**SHORT PROBLEM**
Pick out each line containing the string "your".

**MATERIAL SHOWN**
=-=-=-=-=

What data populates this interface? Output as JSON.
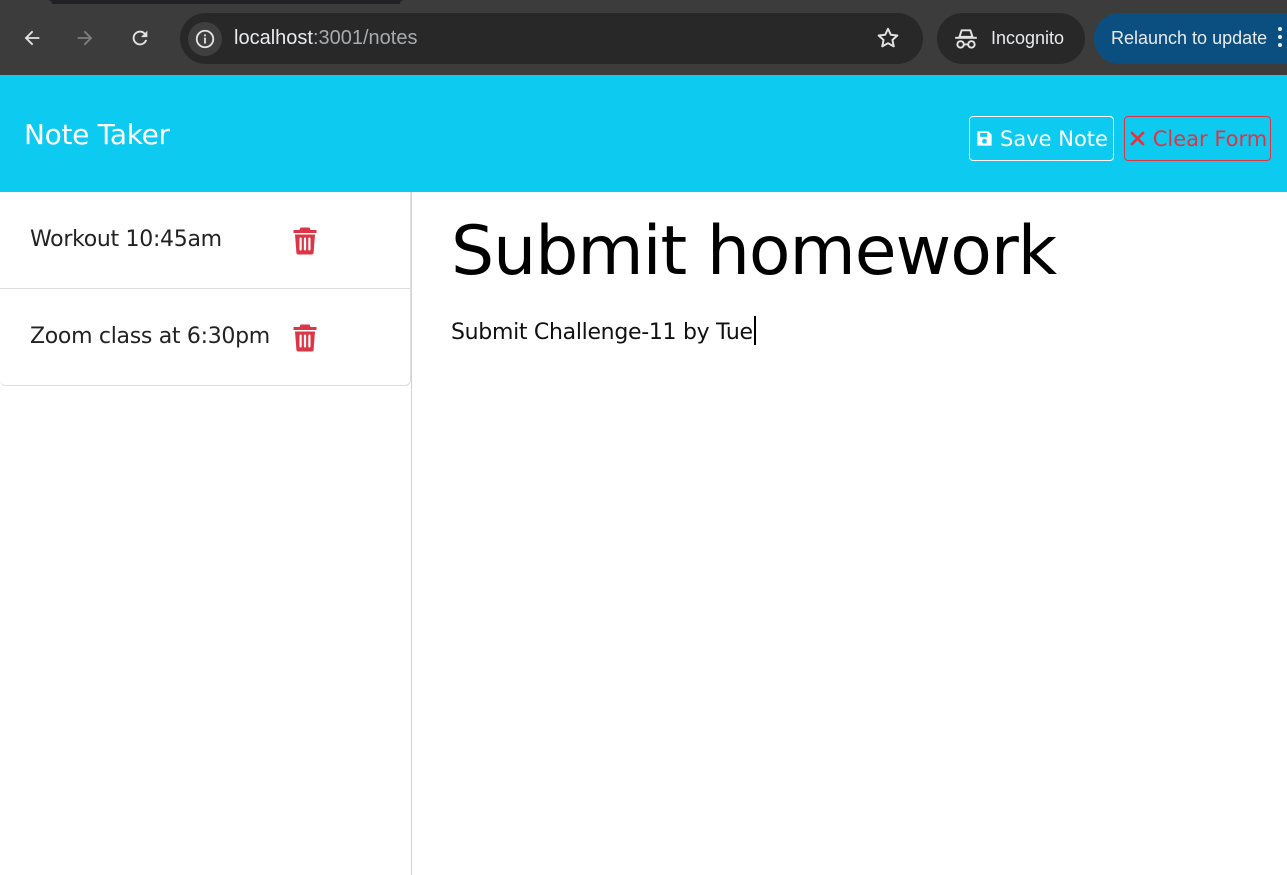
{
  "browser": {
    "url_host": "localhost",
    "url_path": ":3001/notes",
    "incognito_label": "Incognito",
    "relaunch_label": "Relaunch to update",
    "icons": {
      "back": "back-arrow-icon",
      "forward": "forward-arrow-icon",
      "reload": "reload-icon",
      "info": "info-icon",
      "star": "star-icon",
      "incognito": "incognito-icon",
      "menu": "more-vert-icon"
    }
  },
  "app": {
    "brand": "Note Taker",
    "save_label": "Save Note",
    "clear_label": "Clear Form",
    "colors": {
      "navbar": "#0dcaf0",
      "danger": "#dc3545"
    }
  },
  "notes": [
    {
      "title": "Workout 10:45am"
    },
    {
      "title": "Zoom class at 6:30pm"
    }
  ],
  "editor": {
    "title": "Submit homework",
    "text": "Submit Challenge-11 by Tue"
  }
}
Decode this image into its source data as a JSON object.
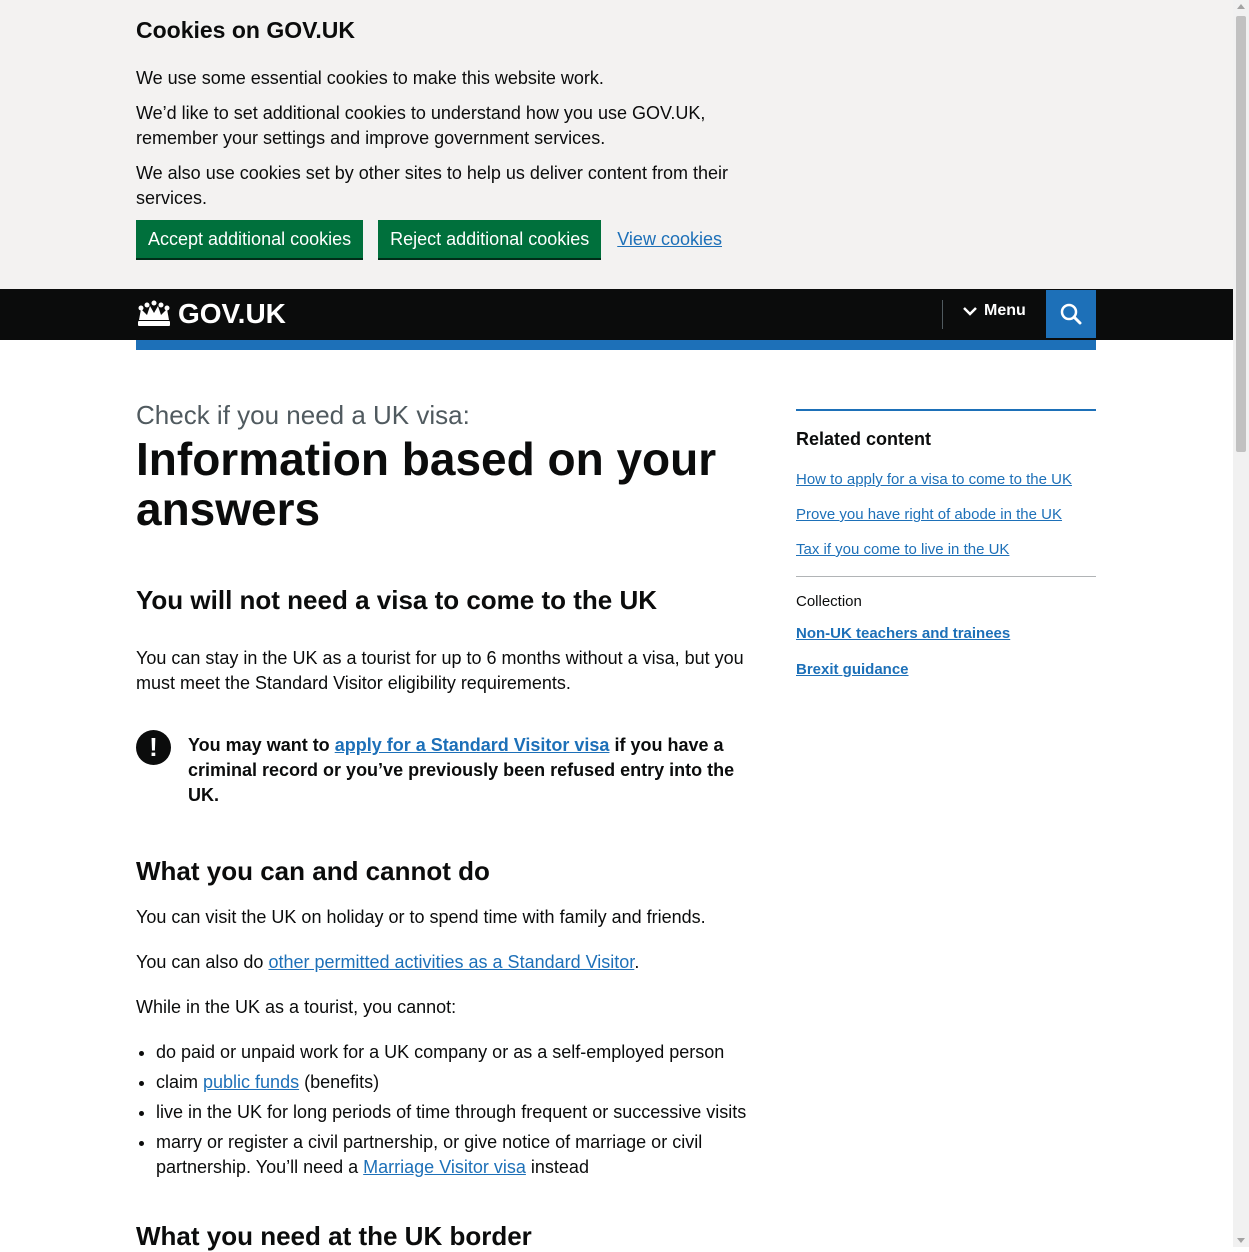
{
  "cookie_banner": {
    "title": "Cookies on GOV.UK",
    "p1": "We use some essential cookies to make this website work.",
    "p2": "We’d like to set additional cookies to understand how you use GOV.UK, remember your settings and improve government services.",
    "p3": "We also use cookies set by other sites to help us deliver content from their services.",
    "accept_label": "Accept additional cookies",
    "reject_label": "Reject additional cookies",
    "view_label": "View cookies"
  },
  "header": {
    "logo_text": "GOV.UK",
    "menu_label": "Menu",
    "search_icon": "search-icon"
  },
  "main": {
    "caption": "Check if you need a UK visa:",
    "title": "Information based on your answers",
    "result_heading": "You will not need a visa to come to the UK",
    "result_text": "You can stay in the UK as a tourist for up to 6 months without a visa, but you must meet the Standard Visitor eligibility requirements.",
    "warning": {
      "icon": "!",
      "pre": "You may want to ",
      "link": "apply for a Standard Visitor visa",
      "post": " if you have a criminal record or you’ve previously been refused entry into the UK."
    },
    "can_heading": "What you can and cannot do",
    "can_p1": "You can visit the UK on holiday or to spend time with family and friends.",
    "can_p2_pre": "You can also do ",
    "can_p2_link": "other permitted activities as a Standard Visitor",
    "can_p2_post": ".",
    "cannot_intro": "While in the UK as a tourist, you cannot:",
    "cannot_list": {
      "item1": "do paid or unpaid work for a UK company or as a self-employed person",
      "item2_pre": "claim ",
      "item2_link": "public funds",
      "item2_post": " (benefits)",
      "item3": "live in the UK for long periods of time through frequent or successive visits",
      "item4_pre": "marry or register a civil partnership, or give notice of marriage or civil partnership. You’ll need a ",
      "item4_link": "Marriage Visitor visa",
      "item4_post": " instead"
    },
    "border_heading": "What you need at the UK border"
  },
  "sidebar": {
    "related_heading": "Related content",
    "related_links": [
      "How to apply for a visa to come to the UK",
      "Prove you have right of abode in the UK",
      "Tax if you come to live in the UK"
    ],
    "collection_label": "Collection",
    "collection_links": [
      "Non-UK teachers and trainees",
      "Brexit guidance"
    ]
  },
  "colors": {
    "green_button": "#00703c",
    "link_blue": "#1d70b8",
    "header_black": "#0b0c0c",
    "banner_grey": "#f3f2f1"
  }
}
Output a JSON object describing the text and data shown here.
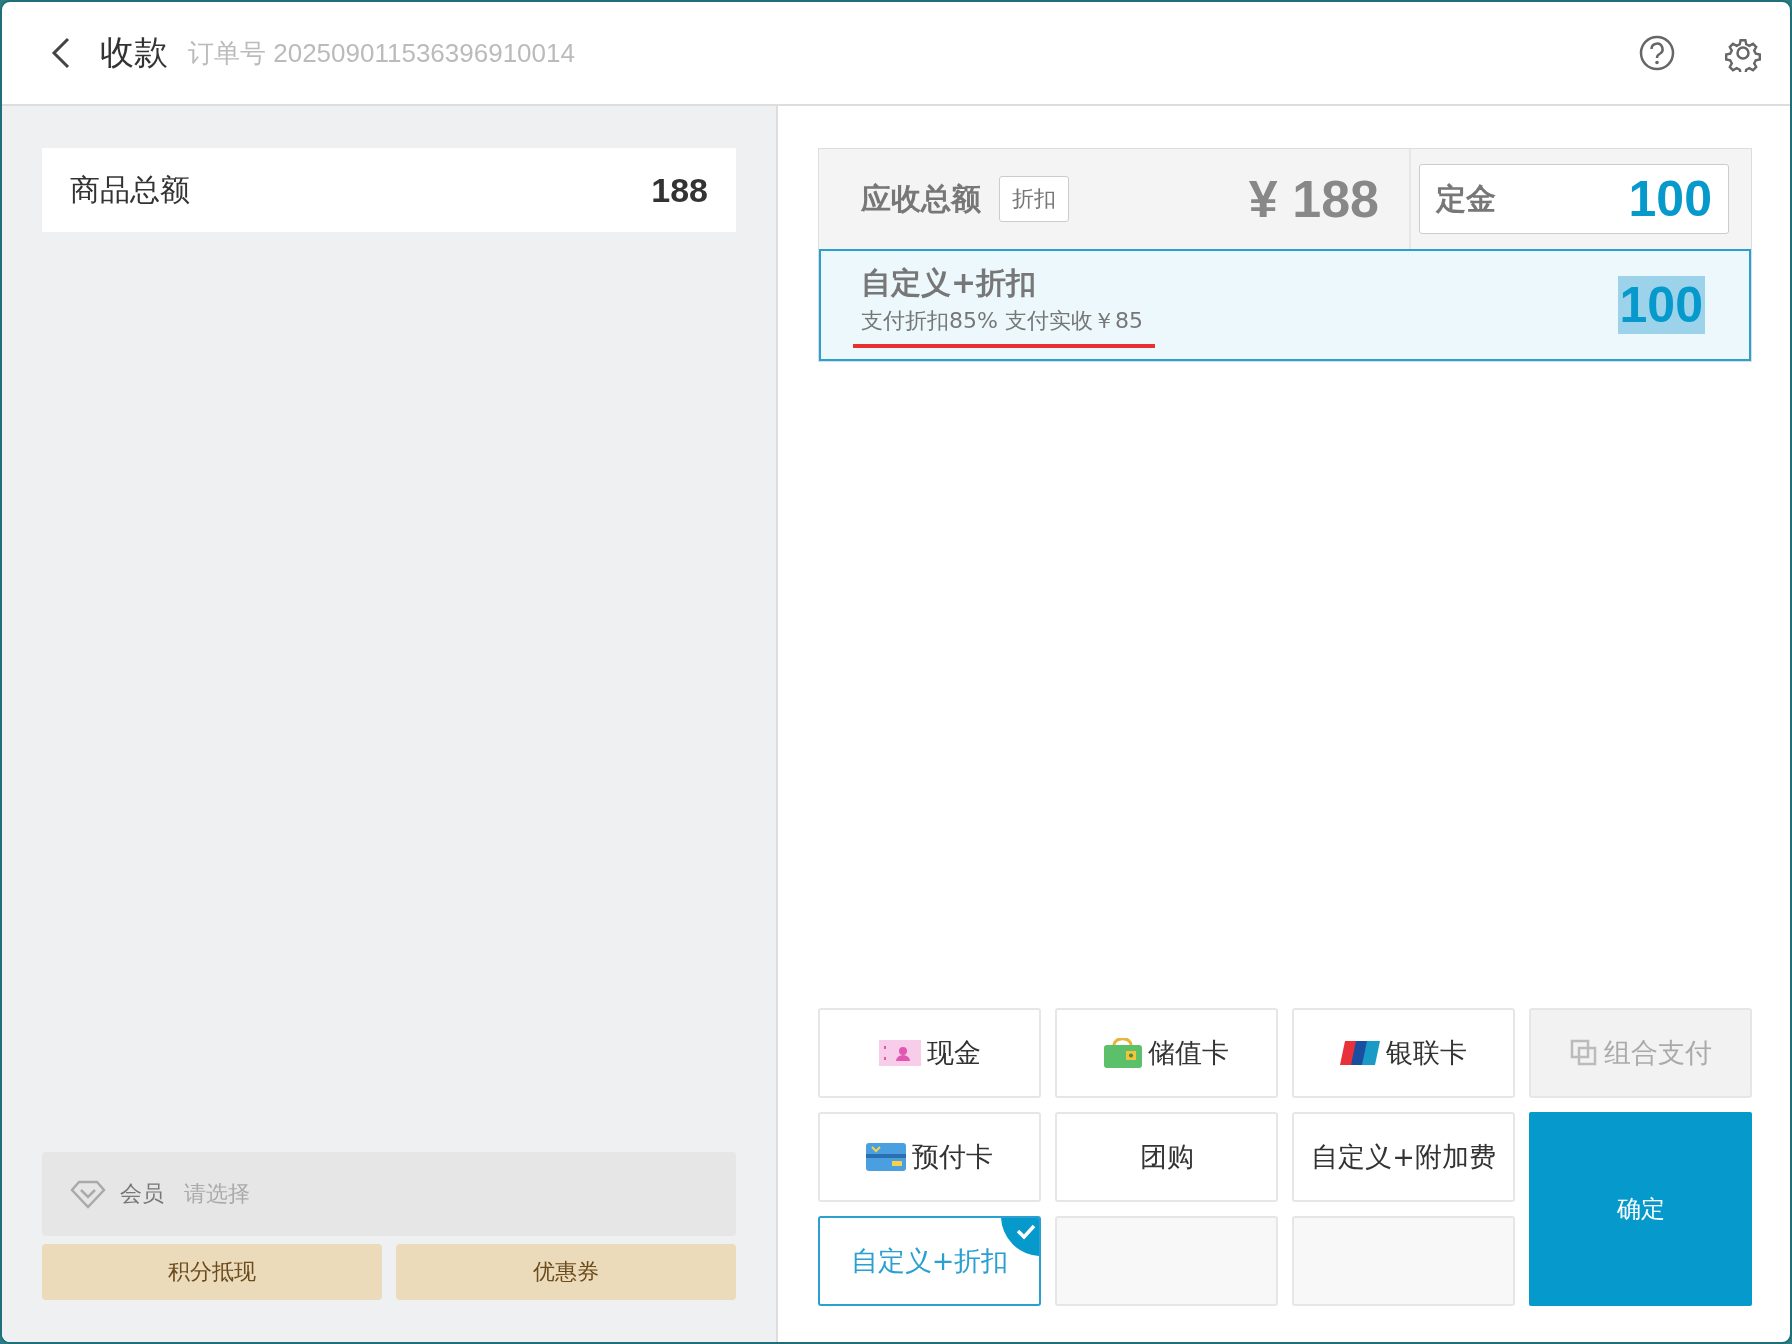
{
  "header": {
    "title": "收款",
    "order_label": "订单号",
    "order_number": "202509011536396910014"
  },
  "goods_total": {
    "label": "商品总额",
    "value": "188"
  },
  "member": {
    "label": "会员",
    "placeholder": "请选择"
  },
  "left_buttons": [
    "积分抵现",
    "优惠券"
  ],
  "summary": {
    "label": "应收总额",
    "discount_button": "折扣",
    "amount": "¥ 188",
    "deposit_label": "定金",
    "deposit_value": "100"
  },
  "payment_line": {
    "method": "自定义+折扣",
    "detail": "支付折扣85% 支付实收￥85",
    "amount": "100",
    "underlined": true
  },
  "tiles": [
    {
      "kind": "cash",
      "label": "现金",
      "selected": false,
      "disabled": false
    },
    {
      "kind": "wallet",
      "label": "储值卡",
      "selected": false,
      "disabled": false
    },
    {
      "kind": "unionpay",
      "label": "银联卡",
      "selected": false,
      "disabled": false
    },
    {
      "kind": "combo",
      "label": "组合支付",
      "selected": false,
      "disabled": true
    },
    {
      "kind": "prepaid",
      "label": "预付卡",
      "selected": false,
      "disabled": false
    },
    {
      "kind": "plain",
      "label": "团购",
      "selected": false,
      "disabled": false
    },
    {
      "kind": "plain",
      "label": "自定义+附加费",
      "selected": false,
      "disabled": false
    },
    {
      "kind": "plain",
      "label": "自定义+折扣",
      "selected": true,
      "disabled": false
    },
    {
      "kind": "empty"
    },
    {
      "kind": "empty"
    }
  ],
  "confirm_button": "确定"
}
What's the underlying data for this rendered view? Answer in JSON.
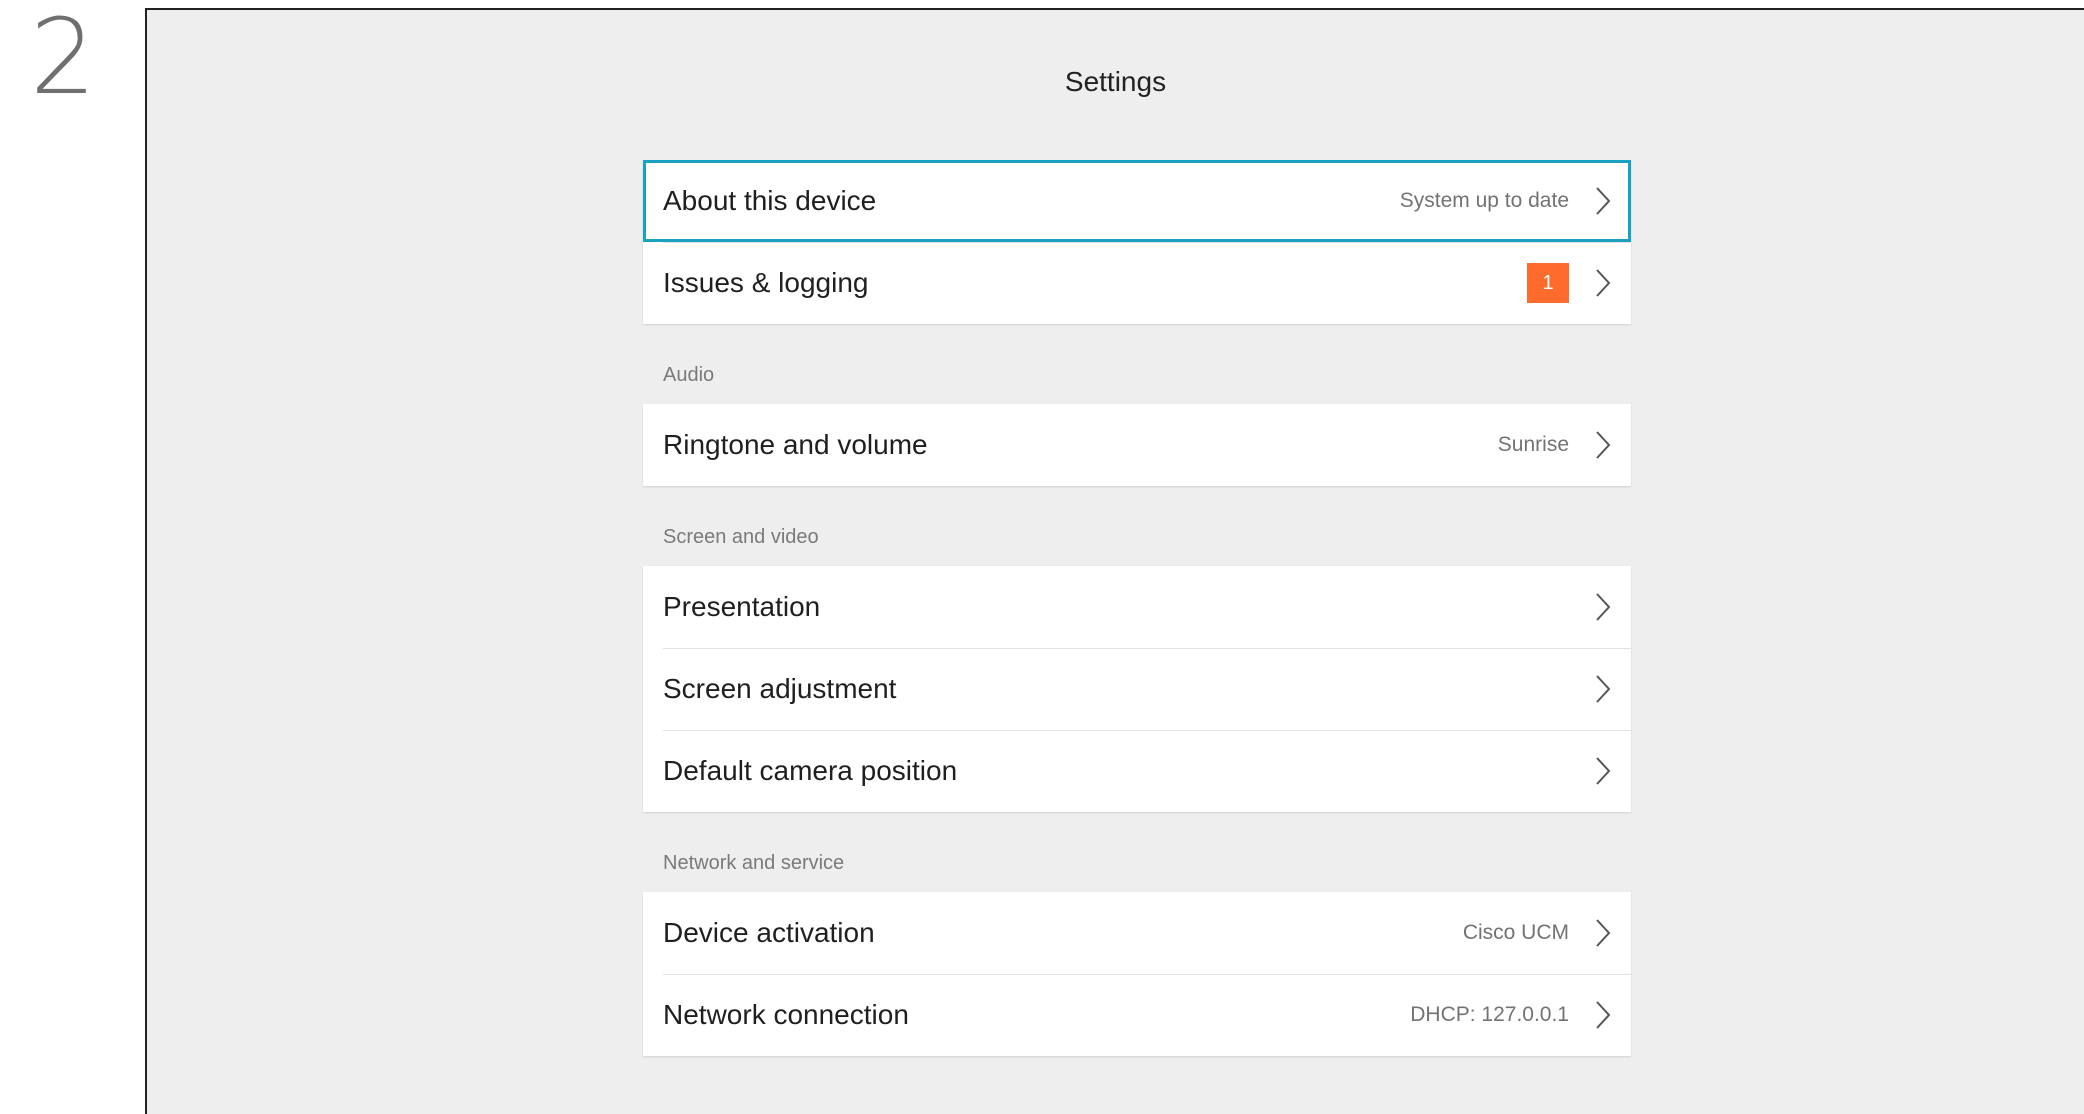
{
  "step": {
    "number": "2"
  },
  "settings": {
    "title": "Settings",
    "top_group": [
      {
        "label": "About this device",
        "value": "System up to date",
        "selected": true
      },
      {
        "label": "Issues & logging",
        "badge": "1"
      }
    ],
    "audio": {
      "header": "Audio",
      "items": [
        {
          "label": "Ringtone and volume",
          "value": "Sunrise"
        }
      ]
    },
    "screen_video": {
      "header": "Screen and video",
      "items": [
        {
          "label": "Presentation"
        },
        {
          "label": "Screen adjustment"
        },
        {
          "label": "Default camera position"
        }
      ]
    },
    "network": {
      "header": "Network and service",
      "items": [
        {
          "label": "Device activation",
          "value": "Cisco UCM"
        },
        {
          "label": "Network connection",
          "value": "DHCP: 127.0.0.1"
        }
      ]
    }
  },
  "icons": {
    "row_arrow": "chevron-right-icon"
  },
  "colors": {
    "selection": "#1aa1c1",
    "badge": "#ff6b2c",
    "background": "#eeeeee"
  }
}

=-=-=-=-=

**PROBLEM SOLUTION**
    "p2": "We’d like to set additional cookies to understand how you use GOV.UK, remember your settings and improve government services.",
    "title": "Information based on your answers",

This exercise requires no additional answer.